= Set task =
Do any lines in the data below contain "JSON"? If so, copy every one of them.

= Records supplied =
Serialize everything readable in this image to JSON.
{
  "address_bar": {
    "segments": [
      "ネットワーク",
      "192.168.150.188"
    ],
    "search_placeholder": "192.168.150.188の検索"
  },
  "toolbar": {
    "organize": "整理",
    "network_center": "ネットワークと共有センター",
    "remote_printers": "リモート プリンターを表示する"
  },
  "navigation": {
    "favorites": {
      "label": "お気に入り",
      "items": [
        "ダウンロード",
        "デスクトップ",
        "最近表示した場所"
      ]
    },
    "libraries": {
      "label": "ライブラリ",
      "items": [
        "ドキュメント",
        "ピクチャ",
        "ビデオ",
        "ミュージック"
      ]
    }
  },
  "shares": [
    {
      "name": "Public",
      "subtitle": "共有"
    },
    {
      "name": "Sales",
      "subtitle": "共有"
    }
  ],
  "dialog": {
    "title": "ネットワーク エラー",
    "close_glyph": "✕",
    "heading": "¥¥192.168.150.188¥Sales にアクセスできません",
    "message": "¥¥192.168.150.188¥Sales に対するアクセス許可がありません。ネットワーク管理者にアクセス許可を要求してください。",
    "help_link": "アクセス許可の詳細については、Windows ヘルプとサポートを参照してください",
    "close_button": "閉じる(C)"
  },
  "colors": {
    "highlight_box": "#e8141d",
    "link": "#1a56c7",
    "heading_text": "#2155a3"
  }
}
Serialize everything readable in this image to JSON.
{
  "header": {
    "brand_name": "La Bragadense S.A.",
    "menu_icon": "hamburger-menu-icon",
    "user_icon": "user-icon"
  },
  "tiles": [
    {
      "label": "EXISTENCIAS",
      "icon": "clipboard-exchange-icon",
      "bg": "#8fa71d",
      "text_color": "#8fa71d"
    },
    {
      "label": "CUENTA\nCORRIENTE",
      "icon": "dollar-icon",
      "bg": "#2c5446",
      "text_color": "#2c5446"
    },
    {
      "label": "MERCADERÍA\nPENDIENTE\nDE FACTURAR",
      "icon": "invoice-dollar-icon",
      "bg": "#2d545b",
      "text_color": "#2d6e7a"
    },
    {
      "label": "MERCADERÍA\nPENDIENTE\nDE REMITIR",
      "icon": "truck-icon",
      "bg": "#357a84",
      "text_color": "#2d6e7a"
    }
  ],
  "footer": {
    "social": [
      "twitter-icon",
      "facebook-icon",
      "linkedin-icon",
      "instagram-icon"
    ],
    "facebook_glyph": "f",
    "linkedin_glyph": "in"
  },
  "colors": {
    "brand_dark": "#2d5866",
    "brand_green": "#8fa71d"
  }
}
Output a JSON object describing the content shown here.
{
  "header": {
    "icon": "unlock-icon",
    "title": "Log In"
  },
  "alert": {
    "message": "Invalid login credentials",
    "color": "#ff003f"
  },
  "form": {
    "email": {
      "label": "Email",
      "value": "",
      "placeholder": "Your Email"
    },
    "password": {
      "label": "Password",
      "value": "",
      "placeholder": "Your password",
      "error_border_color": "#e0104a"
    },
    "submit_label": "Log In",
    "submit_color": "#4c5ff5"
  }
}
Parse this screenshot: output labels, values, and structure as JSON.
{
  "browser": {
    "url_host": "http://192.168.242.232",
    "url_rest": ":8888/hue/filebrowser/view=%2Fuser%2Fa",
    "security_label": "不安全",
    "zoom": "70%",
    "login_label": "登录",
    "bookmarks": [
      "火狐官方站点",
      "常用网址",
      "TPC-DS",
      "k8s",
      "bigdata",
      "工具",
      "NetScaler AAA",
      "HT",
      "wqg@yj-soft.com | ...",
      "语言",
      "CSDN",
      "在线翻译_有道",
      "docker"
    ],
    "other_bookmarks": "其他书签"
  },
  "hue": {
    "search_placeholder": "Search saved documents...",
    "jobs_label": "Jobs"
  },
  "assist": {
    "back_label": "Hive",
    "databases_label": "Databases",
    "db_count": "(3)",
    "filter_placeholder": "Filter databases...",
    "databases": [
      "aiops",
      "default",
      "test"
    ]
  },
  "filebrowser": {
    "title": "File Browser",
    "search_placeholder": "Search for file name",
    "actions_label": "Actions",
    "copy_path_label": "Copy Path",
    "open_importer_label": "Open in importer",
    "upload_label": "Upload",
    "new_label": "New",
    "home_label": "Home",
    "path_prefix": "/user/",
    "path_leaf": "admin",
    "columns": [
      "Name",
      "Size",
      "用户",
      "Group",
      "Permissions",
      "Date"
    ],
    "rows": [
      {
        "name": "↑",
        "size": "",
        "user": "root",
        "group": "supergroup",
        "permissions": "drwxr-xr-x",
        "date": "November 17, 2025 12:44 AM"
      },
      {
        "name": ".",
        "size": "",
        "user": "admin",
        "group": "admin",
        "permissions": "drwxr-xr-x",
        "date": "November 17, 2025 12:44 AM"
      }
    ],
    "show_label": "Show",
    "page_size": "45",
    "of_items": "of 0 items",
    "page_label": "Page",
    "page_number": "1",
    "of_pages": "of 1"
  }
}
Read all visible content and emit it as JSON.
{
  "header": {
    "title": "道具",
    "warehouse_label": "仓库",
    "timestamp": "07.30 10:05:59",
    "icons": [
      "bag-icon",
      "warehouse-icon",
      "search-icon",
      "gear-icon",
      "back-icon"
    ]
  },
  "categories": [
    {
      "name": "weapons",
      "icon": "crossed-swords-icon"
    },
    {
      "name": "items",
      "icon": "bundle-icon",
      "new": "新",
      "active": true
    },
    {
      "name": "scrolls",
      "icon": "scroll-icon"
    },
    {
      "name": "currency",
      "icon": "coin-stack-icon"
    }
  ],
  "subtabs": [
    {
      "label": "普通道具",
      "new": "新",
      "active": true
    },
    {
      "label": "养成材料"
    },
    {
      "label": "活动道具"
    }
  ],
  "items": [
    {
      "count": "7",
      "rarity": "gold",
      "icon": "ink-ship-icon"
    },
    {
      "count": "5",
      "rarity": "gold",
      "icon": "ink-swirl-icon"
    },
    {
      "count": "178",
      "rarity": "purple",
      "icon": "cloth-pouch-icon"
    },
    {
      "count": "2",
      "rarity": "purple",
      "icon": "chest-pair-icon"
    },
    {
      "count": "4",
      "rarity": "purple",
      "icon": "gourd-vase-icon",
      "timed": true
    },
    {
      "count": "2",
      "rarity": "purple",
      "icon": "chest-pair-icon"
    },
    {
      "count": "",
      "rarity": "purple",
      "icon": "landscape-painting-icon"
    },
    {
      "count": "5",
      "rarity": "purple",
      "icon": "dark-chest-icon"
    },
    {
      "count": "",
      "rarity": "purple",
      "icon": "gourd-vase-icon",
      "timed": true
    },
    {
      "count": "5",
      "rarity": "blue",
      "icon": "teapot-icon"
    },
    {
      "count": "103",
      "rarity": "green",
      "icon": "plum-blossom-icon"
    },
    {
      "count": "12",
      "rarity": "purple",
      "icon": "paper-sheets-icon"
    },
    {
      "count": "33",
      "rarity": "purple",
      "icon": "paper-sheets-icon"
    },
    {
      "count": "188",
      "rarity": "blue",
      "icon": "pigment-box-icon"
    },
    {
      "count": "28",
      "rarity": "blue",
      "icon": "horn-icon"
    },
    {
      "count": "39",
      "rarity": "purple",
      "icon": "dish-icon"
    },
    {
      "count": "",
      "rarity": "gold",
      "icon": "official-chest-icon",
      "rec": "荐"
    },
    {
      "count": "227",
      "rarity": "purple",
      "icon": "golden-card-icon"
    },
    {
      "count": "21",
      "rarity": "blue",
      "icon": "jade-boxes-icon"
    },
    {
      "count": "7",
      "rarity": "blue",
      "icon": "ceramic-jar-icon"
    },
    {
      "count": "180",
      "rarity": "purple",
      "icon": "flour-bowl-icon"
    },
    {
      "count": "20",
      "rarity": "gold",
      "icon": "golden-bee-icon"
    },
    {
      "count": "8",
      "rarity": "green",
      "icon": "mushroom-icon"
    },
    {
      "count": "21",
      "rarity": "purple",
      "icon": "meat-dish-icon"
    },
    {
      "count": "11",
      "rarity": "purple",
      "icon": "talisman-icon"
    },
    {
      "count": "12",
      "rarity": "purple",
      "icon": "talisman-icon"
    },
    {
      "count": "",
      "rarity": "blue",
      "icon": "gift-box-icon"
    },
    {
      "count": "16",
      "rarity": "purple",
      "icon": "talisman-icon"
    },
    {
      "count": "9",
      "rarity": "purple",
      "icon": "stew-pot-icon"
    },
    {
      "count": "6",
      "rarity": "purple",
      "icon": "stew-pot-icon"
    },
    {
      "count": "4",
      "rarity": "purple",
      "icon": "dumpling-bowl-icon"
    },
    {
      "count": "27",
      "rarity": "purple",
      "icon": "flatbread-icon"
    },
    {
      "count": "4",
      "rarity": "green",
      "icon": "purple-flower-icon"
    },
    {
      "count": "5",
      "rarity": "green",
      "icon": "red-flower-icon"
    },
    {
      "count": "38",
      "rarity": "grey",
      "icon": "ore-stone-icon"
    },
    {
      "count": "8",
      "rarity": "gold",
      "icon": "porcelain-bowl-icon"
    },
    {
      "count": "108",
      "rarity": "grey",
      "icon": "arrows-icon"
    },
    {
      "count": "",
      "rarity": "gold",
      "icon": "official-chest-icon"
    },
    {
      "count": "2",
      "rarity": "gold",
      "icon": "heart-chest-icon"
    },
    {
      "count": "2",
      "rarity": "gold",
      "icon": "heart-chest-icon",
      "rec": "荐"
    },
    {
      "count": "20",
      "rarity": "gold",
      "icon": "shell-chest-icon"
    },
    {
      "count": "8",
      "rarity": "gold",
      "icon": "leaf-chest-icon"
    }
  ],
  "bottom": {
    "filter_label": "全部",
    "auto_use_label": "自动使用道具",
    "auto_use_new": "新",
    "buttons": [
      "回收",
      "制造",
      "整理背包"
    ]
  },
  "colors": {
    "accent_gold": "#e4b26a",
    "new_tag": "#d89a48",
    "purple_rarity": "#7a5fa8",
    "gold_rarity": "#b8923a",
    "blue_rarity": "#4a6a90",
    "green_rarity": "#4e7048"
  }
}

= Right answer =
Serialize everything readable in this image to JSON.
Serialize everything readable in this image to JSON.
Output a JSON object describing the content shown here.
Parse this screenshot: output labels, values, and structure as JSON.
Read all visible content and emit it as JSON.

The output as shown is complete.